» **Task goal**
Repeat every line of the listing below exactly, minus the pictures.

- - -

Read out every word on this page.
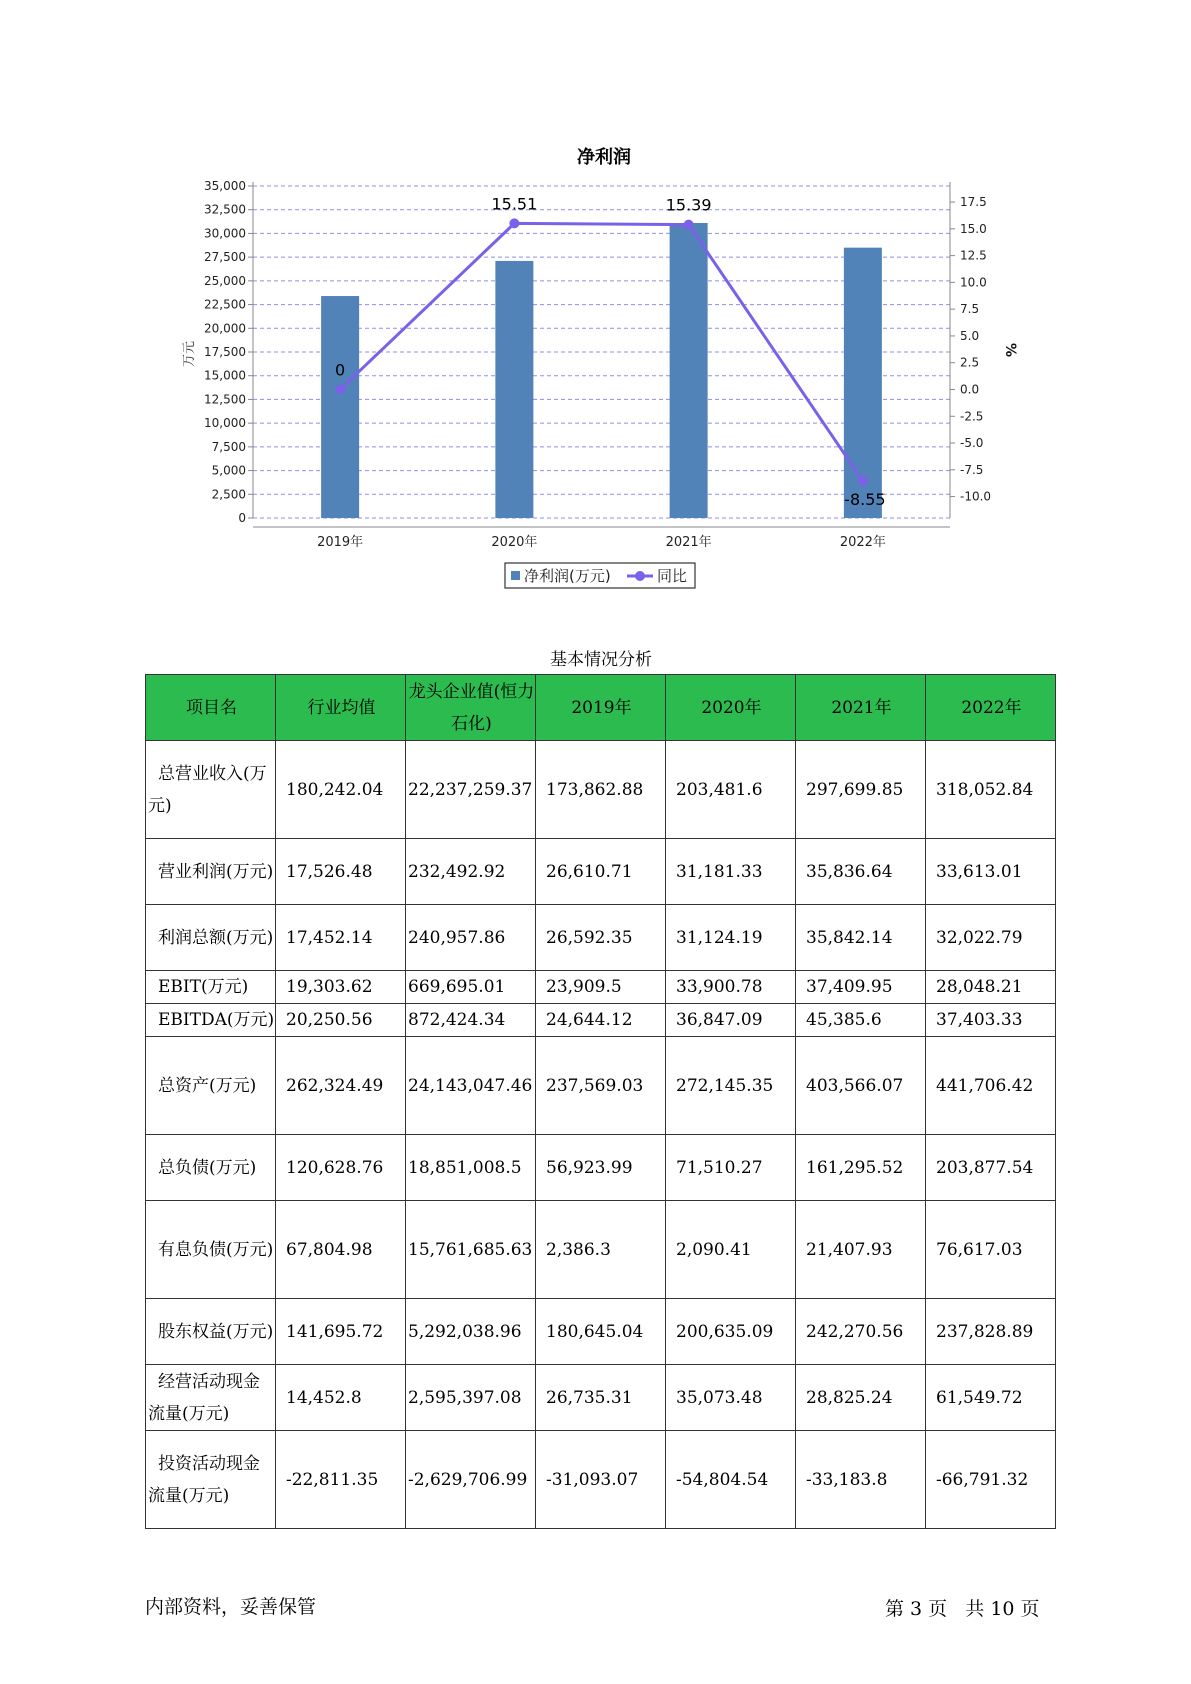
净利润
0
2,500
5,000
7,500
10,000
12,500
15,000
17,500
20,000
22,500
25,000
27,500
30,000
32,500
35,000
-10.0
-7.5
-5.0
-2.5
0.0
2.5
5.0
7.5
10.0
12.5
15.0
17.5
万元	%
2019年	2020年	2021年	2022年
0
15.51	15.39
-8.55
净利润(万元)	同比
基本情况分析
项目名	行业均值	龙头企业值(恒力石化)	2019年	2020年	2021年	2022年
总营业收入(万元)	180,242.04	22,237,259.37	173,862.88	203,481.6	297,699.85	318,052.84
营业利润(万元)	17,526.48	232,492.92	26,610.71	31,181.33	35,836.64	33,613.01
利润总额(万元)	17,452.14	240,957.86	26,592.35	31,124.19	35,842.14	32,022.79
EBIT(万元)	19,303.62	669,695.01	23,909.5	33,900.78	37,409.95	28,048.21
EBITDA(万元)	20,250.56	872,424.34	24,644.12	36,847.09	45,385.6	37,403.33
总资产(万元)	262,324.49	24,143,047.46	237,569.03	272,145.35	403,566.07	441,706.42
总负债(万元)	120,628.76	18,851,008.5	56,923.99	71,510.27	161,295.52	203,877.54
有息负债(万元)	67,804.98	15,761,685.63	2,386.3	2,090.41	21,407.93	76,617.03
股东权益(万元)	141,695.72	5,292,038.96	180,645.04	200,635.09	242,270.56	237,828.89
经营活动现金流量(万元)	14,452.8	2,595,397.08	26,735.31	35,073.48	28,825.24	61,549.72
投资活动现金流量(万元)	-22,811.35	-2,629,706.99	-31,093.07	-54,804.54	-33,183.8	-66,791.32
内部资料，妥善保管	第 3 页   共 10 页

- - -

» **Task output**
Read out every word on this page.
净利润
0
2,500
5,000
7,500
10,000
12,500
15,000
17,500
20,000
22,500
25,000
27,500
30,000
32,500
35,000
-10.0
-7.5
-5.0
-2.5
0.0
2.5
5.0
7.5
10.0
12.5
15.0
17.5
万元	%
2019年	2020年	2021年	2022年
0
15.51	15.39
-8.55
净利润(万元)	同比
基本情况分析
项目名	行业均值	龙头企业值(恒力石化)	2019年	2020年	2021年	2022年
总营业收入(万元)	180,242.04	22,237,259.37	173,862.88	203,481.6	297,699.85	318,052.84
营业利润(万元)	17,526.48	232,492.92	26,610.71	31,181.33	35,836.64	33,613.01
利润总额(万元)	17,452.14	240,957.86	26,592.35	31,124.19	35,842.14	32,022.79
EBIT(万元)	19,303.62	669,695.01	23,909.5	33,900.78	37,409.95	28,048.21
EBITDA(万元)	20,250.56	872,424.34	24,644.12	36,847.09	45,385.6	37,403.33
总资产(万元)	262,324.49	24,143,047.46	237,569.03	272,145.35	403,566.07	441,706.42
总负债(万元)	120,628.76	18,851,008.5	56,923.99	71,510.27	161,295.52	203,877.54
有息负债(万元)	67,804.98	15,761,685.63	2,386.3	2,090.41	21,407.93	76,617.03
股东权益(万元)	141,695.72	5,292,038.96	180,645.04	200,635.09	242,270.56	237,828.89
经营活动现金流量(万元)	14,452.8	2,595,397.08	26,735.31	35,073.48	28,825.24	61,549.72
投资活动现金流量(万元)	-22,811.35	-2,629,706.99	-31,093.07	-54,804.54	-33,183.8	-66,791.32
内部资料，妥善保管	第 3 页   共 10 页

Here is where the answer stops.